__MATERIAL SHOWN__.

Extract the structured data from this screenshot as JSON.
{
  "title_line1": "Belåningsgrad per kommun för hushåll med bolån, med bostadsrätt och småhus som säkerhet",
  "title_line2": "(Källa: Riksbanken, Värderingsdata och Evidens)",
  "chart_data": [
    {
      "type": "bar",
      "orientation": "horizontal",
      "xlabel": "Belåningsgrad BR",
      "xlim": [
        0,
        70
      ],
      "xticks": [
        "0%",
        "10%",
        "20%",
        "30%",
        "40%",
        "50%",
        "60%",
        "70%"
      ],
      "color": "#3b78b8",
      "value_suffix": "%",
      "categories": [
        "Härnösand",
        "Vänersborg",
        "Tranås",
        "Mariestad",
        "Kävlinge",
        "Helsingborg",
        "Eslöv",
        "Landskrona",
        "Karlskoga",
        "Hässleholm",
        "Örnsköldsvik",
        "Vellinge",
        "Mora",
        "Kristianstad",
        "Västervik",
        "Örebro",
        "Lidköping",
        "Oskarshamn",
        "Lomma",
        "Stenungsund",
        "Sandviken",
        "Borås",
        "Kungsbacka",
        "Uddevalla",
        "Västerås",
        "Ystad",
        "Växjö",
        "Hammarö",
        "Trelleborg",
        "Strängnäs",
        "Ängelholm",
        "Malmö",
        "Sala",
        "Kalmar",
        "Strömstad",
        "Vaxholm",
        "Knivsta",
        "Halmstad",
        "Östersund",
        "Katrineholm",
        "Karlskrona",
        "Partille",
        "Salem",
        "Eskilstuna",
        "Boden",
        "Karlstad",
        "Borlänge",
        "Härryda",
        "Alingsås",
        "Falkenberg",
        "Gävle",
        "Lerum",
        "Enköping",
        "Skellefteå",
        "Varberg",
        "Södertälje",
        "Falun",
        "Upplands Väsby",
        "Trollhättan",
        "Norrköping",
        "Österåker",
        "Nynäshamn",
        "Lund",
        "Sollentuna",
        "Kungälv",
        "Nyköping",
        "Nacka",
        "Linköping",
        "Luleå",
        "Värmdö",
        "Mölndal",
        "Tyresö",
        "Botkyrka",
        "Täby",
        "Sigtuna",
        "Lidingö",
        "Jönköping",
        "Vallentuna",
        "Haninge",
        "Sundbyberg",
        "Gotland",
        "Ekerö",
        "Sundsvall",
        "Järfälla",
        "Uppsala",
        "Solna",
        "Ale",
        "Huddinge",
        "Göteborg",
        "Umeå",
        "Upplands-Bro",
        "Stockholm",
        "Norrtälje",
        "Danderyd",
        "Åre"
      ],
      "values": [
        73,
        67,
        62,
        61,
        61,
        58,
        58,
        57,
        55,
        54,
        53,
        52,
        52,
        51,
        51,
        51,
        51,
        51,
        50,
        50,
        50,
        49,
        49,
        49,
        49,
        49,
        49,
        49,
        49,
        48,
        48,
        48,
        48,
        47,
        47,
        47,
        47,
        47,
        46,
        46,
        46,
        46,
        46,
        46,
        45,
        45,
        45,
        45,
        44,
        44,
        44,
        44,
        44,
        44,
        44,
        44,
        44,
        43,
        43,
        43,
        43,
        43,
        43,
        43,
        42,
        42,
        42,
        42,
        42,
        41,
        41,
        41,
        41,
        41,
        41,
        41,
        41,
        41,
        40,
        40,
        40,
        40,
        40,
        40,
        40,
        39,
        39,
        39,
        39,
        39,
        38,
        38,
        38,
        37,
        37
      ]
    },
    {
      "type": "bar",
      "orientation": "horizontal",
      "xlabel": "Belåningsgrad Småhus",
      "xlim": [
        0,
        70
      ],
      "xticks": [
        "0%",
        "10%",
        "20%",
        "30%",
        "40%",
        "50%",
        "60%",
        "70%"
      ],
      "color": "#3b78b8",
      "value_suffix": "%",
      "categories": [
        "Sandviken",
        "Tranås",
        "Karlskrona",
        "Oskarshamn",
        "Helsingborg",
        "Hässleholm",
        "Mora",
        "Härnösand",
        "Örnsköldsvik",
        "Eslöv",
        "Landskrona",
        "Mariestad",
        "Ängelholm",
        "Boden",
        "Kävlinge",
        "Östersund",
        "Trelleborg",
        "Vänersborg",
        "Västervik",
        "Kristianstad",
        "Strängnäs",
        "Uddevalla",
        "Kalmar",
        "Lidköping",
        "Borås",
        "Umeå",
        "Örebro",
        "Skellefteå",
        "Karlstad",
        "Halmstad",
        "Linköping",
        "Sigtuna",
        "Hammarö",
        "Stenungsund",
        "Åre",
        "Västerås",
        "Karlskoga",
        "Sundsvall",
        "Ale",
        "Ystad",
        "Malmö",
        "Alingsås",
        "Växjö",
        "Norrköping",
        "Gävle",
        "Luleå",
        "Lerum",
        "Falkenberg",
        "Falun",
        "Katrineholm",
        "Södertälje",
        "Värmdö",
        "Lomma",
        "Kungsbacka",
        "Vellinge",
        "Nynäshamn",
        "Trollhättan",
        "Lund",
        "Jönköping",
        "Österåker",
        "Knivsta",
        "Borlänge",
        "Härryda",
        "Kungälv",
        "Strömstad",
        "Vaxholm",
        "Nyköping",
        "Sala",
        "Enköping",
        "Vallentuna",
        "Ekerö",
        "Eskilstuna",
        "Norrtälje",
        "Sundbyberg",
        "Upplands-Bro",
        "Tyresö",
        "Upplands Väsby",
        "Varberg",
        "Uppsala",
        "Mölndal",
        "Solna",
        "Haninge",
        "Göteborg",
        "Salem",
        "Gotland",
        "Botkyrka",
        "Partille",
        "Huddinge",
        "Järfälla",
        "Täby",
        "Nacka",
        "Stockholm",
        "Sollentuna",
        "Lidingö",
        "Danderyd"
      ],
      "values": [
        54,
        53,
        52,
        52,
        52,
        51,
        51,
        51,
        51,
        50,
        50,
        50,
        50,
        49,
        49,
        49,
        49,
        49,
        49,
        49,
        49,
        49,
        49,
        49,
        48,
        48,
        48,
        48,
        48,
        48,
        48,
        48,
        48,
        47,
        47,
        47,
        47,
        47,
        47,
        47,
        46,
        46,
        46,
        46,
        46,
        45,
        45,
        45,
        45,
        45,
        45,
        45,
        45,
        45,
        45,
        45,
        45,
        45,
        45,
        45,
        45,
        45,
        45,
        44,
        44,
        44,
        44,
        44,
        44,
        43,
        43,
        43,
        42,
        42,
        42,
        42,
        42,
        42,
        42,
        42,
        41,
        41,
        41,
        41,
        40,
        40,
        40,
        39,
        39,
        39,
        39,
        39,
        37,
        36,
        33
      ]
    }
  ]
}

__WORK TO COMPLETE__. Return each line of the data exactly as written above.

__WRITTEN SOLUTION__.
Extract the structured data from this screenshot as JSON.
{
  "title_line1": "Belåningsgrad per kommun för hushåll med bolån, med bostadsrätt och småhus som säkerhet",
  "title_line2": "(Källa: Riksbanken, Värderingsdata och Evidens)",
  "chart_data": [
    {
      "type": "bar",
      "orientation": "horizontal",
      "xlabel": "Belåningsgrad BR",
      "xlim": [
        0,
        70
      ],
      "xticks": [
        "0%",
        "10%",
        "20%",
        "30%",
        "40%",
        "50%",
        "60%",
        "70%"
      ],
      "color": "#3b78b8",
      "value_suffix": "%",
      "categories": [
        "Härnösand",
        "Vänersborg",
        "Tranås",
        "Mariestad",
        "Kävlinge",
        "Helsingborg",
        "Eslöv",
        "Landskrona",
        "Karlskoga",
        "Hässleholm",
        "Örnsköldsvik",
        "Vellinge",
        "Mora",
        "Kristianstad",
        "Västervik",
        "Örebro",
        "Lidköping",
        "Oskarshamn",
        "Lomma",
        "Stenungsund",
        "Sandviken",
        "Borås",
        "Kungsbacka",
        "Uddevalla",
        "Västerås",
        "Ystad",
        "Växjö",
        "Hammarö",
        "Trelleborg",
        "Strängnäs",
        "Ängelholm",
        "Malmö",
        "Sala",
        "Kalmar",
        "Strömstad",
        "Vaxholm",
        "Knivsta",
        "Halmstad",
        "Östersund",
        "Katrineholm",
        "Karlskrona",
        "Partille",
        "Salem",
        "Eskilstuna",
        "Boden",
        "Karlstad",
        "Borlänge",
        "Härryda",
        "Alingsås",
        "Falkenberg",
        "Gävle",
        "Lerum",
        "Enköping",
        "Skellefteå",
        "Varberg",
        "Södertälje",
        "Falun",
        "Upplands Väsby",
        "Trollhättan",
        "Norrköping",
        "Österåker",
        "Nynäshamn",
        "Lund",
        "Sollentuna",
        "Kungälv",
        "Nyköping",
        "Nacka",
        "Linköping",
        "Luleå",
        "Värmdö",
        "Mölndal",
        "Tyresö",
        "Botkyrka",
        "Täby",
        "Sigtuna",
        "Lidingö",
        "Jönköping",
        "Vallentuna",
        "Haninge",
        "Sundbyberg",
        "Gotland",
        "Ekerö",
        "Sundsvall",
        "Järfälla",
        "Uppsala",
        "Solna",
        "Ale",
        "Huddinge",
        "Göteborg",
        "Umeå",
        "Upplands-Bro",
        "Stockholm",
        "Norrtälje",
        "Danderyd",
        "Åre"
      ],
      "values": [
        73,
        67,
        62,
        61,
        61,
        58,
        58,
        57,
        55,
        54,
        53,
        52,
        52,
        51,
        51,
        51,
        51,
        51,
        50,
        50,
        50,
        49,
        49,
        49,
        49,
        49,
        49,
        49,
        49,
        48,
        48,
        48,
        48,
        47,
        47,
        47,
        47,
        47,
        46,
        46,
        46,
        46,
        46,
        46,
        45,
        45,
        45,
        45,
        44,
        44,
        44,
        44,
        44,
        44,
        44,
        44,
        44,
        43,
        43,
        43,
        43,
        43,
        43,
        43,
        42,
        42,
        42,
        42,
        42,
        41,
        41,
        41,
        41,
        41,
        41,
        41,
        41,
        41,
        40,
        40,
        40,
        40,
        40,
        40,
        40,
        39,
        39,
        39,
        39,
        39,
        38,
        38,
        38,
        37,
        37
      ]
    },
    {
      "type": "bar",
      "orientation": "horizontal",
      "xlabel": "Belåningsgrad Småhus",
      "xlim": [
        0,
        70
      ],
      "xticks": [
        "0%",
        "10%",
        "20%",
        "30%",
        "40%",
        "50%",
        "60%",
        "70%"
      ],
      "color": "#3b78b8",
      "value_suffix": "%",
      "categories": [
        "Sandviken",
        "Tranås",
        "Karlskrona",
        "Oskarshamn",
        "Helsingborg",
        "Hässleholm",
        "Mora",
        "Härnösand",
        "Örnsköldsvik",
        "Eslöv",
        "Landskrona",
        "Mariestad",
        "Ängelholm",
        "Boden",
        "Kävlinge",
        "Östersund",
        "Trelleborg",
        "Vänersborg",
        "Västervik",
        "Kristianstad",
        "Strängnäs",
        "Uddevalla",
        "Kalmar",
        "Lidköping",
        "Borås",
        "Umeå",
        "Örebro",
        "Skellefteå",
        "Karlstad",
        "Halmstad",
        "Linköping",
        "Sigtuna",
        "Hammarö",
        "Stenungsund",
        "Åre",
        "Västerås",
        "Karlskoga",
        "Sundsvall",
        "Ale",
        "Ystad",
        "Malmö",
        "Alingsås",
        "Växjö",
        "Norrköping",
        "Gävle",
        "Luleå",
        "Lerum",
        "Falkenberg",
        "Falun",
        "Katrineholm",
        "Södertälje",
        "Värmdö",
        "Lomma",
        "Kungsbacka",
        "Vellinge",
        "Nynäshamn",
        "Trollhättan",
        "Lund",
        "Jönköping",
        "Österåker",
        "Knivsta",
        "Borlänge",
        "Härryda",
        "Kungälv",
        "Strömstad",
        "Vaxholm",
        "Nyköping",
        "Sala",
        "Enköping",
        "Vallentuna",
        "Ekerö",
        "Eskilstuna",
        "Norrtälje",
        "Sundbyberg",
        "Upplands-Bro",
        "Tyresö",
        "Upplands Väsby",
        "Varberg",
        "Uppsala",
        "Mölndal",
        "Solna",
        "Haninge",
        "Göteborg",
        "Salem",
        "Gotland",
        "Botkyrka",
        "Partille",
        "Huddinge",
        "Järfälla",
        "Täby",
        "Nacka",
        "Stockholm",
        "Sollentuna",
        "Lidingö",
        "Danderyd"
      ],
      "values": [
        54,
        53,
        52,
        52,
        52,
        51,
        51,
        51,
        51,
        50,
        50,
        50,
        50,
        49,
        49,
        49,
        49,
        49,
        49,
        49,
        49,
        49,
        49,
        49,
        48,
        48,
        48,
        48,
        48,
        48,
        48,
        48,
        48,
        47,
        47,
        47,
        47,
        47,
        47,
        47,
        46,
        46,
        46,
        46,
        46,
        45,
        45,
        45,
        45,
        45,
        45,
        45,
        45,
        45,
        45,
        45,
        45,
        45,
        45,
        45,
        45,
        45,
        45,
        44,
        44,
        44,
        44,
        44,
        44,
        43,
        43,
        43,
        42,
        42,
        42,
        42,
        42,
        42,
        42,
        42,
        41,
        41,
        41,
        41,
        40,
        40,
        40,
        39,
        39,
        39,
        39,
        39,
        37,
        36,
        33
      ]
    }
  ]
}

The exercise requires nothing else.